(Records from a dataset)
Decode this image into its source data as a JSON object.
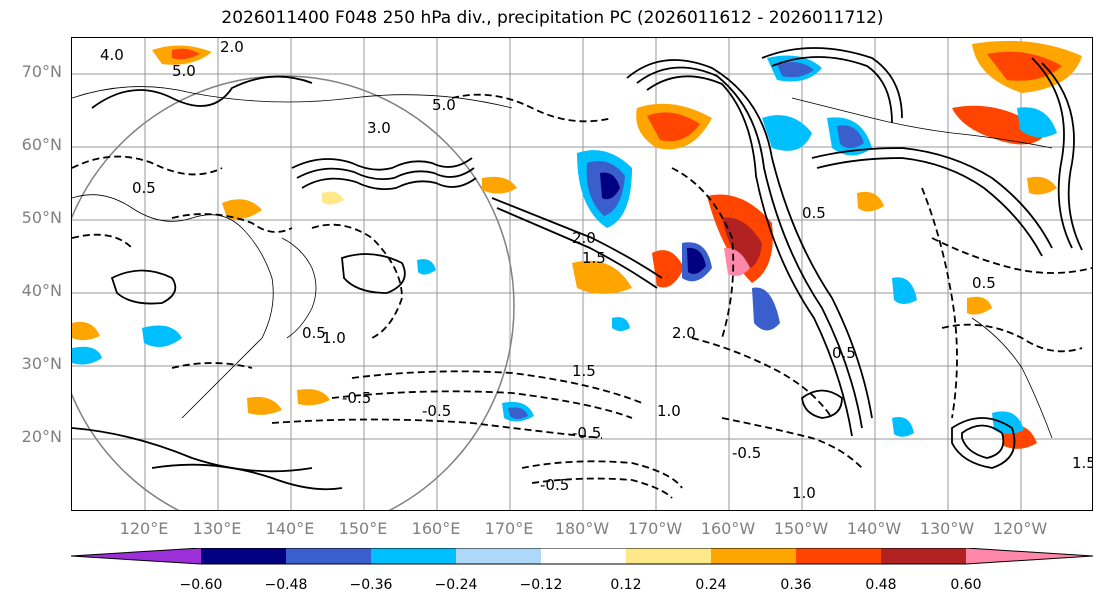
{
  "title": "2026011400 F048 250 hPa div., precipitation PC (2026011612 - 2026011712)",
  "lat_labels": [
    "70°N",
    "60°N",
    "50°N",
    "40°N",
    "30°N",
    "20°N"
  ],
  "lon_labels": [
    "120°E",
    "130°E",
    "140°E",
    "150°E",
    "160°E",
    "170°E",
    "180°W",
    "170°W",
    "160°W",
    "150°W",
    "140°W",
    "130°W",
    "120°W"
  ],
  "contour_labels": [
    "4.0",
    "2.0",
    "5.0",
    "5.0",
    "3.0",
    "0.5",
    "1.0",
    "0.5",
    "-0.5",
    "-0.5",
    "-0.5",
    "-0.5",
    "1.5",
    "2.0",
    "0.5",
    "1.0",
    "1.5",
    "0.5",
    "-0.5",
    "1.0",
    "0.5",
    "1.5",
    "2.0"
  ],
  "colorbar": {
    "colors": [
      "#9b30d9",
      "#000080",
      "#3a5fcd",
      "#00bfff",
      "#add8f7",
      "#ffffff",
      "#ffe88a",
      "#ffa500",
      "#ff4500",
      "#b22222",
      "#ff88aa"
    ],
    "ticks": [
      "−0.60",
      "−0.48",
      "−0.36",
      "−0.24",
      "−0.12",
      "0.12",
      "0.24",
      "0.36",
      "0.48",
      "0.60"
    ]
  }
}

= What you will do =
Every record must be copied exactly, with images dropped from the result.

= Worked answer =
Decode this image into its source data as a JSON object.
{
  "title": "2026011400 F048 250 hPa div., precipitation PC (2026011612 - 2026011712)",
  "lat_labels": [
    "70°N",
    "60°N",
    "50°N",
    "40°N",
    "30°N",
    "20°N"
  ],
  "lon_labels": [
    "120°E",
    "130°E",
    "140°E",
    "150°E",
    "160°E",
    "170°E",
    "180°W",
    "170°W",
    "160°W",
    "150°W",
    "140°W",
    "130°W",
    "120°W"
  ],
  "contour_labels": [
    "4.0",
    "2.0",
    "5.0",
    "5.0",
    "3.0",
    "0.5",
    "1.0",
    "0.5",
    "-0.5",
    "-0.5",
    "-0.5",
    "-0.5",
    "1.5",
    "2.0",
    "0.5",
    "1.0",
    "1.5",
    "0.5",
    "-0.5",
    "1.0",
    "0.5",
    "1.5",
    "2.0"
  ],
  "colorbar": {
    "colors": [
      "#9b30d9",
      "#000080",
      "#3a5fcd",
      "#00bfff",
      "#add8f7",
      "#ffffff",
      "#ffe88a",
      "#ffa500",
      "#ff4500",
      "#b22222",
      "#ff88aa"
    ],
    "ticks": [
      "−0.60",
      "−0.48",
      "−0.36",
      "−0.24",
      "−0.12",
      "0.12",
      "0.24",
      "0.36",
      "0.48",
      "0.60"
    ]
  }
}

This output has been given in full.